• _Exercise instructions_
Show all lines holding "have".

• _Records for this exercise_
----
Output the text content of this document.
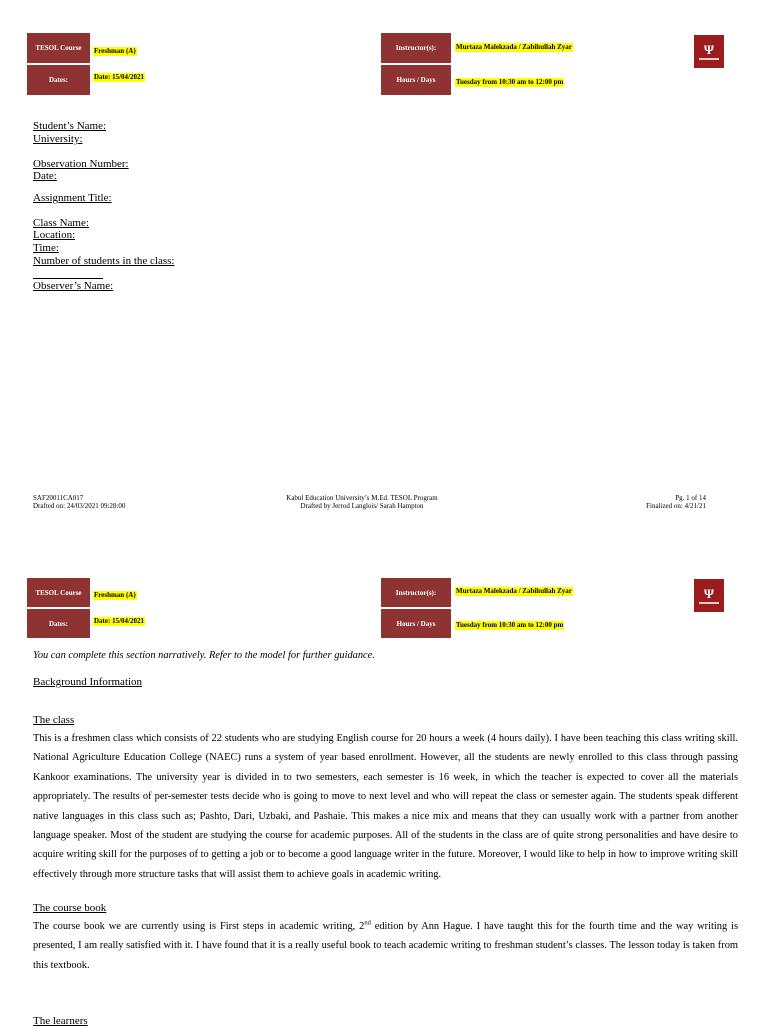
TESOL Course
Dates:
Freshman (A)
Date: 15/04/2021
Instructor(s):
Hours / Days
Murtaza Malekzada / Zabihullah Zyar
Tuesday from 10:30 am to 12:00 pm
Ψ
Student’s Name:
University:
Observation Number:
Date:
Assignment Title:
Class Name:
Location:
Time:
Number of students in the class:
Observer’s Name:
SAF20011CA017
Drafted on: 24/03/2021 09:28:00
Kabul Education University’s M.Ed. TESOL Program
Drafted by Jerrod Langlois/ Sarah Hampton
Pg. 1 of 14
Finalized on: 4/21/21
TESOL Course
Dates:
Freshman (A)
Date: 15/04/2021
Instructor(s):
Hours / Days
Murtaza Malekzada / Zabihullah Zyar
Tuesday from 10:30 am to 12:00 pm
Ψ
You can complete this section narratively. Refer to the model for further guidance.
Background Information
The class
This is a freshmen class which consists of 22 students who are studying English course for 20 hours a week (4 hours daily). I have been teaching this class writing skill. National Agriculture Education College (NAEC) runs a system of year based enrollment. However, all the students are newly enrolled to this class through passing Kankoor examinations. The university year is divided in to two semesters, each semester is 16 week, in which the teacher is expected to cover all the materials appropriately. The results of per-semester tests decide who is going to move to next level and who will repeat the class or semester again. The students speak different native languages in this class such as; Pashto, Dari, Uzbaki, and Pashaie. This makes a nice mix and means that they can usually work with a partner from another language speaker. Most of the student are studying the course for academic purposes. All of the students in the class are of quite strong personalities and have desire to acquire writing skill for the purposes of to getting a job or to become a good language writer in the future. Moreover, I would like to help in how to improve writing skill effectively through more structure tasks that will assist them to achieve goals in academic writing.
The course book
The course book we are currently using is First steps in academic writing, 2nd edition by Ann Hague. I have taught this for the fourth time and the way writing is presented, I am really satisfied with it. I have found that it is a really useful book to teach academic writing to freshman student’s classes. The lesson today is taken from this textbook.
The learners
----
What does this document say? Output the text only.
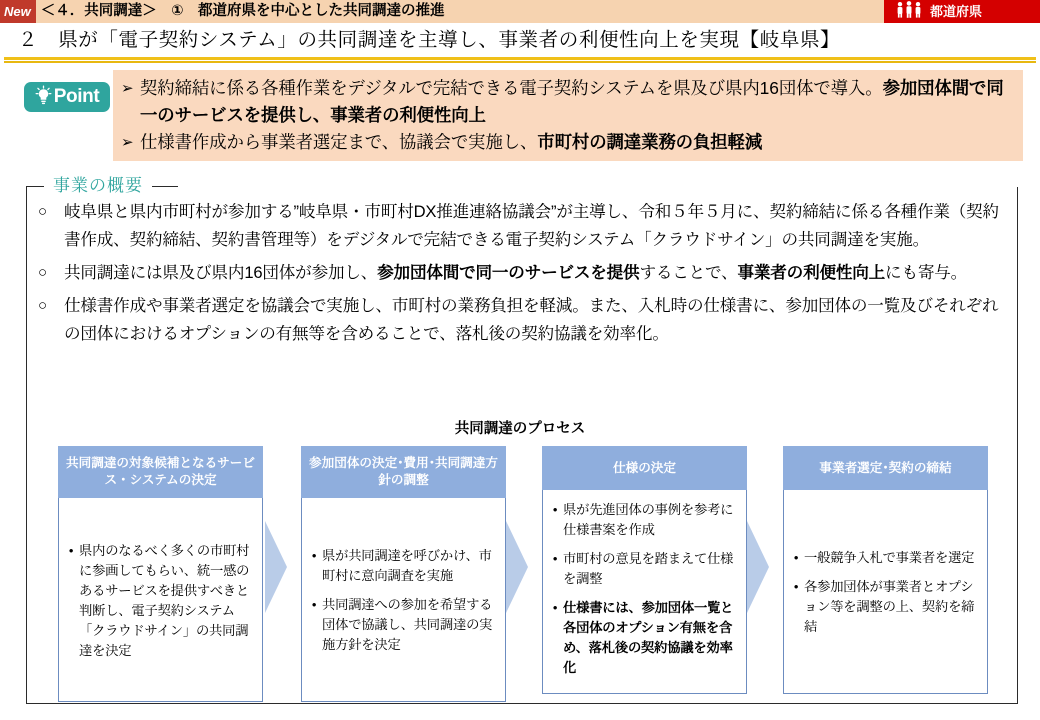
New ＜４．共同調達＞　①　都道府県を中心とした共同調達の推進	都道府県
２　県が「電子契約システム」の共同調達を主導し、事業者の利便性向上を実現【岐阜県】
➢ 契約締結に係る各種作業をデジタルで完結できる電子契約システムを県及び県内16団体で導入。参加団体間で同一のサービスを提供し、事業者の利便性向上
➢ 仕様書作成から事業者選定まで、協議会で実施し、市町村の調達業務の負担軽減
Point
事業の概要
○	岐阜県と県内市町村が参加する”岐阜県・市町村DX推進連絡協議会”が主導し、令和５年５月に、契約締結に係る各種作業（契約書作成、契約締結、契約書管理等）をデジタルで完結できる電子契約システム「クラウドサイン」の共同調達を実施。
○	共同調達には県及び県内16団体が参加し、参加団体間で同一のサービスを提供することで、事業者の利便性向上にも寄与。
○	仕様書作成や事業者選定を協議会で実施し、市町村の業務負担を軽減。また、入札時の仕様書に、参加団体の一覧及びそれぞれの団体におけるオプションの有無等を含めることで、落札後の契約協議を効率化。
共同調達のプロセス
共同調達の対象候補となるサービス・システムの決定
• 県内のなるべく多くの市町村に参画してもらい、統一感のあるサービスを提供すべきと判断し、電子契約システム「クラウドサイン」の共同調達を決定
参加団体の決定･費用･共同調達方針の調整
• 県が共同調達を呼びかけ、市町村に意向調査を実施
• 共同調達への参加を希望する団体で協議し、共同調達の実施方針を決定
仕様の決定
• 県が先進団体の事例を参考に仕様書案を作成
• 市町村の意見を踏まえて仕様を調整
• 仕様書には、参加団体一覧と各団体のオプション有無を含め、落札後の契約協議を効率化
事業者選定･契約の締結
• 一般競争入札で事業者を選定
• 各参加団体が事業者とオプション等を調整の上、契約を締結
----
• _Response to the task_
This is a freshmen class which consists of 22 students who are studying English course for 20 hours a week (4 hours daily). I have been teaching this class writing skill. National Agriculture Education College (NAEC) runs a system of year based enrollment. However, all the students are newly enrolled to this class through passing Kankoor examinations. The university year is divided in to two semesters, each semester is 16 week, in which the teacher is expected to cover all the materials appropriately. The results of per-semester tests decide who is going to move to next level and who will repeat the class or semester again. The students speak different native languages in this class such as; Pashto, Dari, Uzbaki, and Pashaie. This makes a nice mix and means that they can usually work with a partner from another language speaker. Most of the student are studying the course for academic purposes. All of the students in the class are of quite strong personalities and have desire to acquire writing skill for the purposes of to getting a job or to become a good language writer in the future. Moreover, I would like to help in how to improve writing skill effectively through more structure tasks that will assist them to achieve goals in academic writing.
The course book we are currently using is First steps in academic writing, 2nd edition by Ann Hague. I have taught this for the fourth time and the way writing is presented, I am really satisfied with it. I have found that it is a really useful book to teach academic writing to freshman student’s classes. The lesson today is taken from this textbook.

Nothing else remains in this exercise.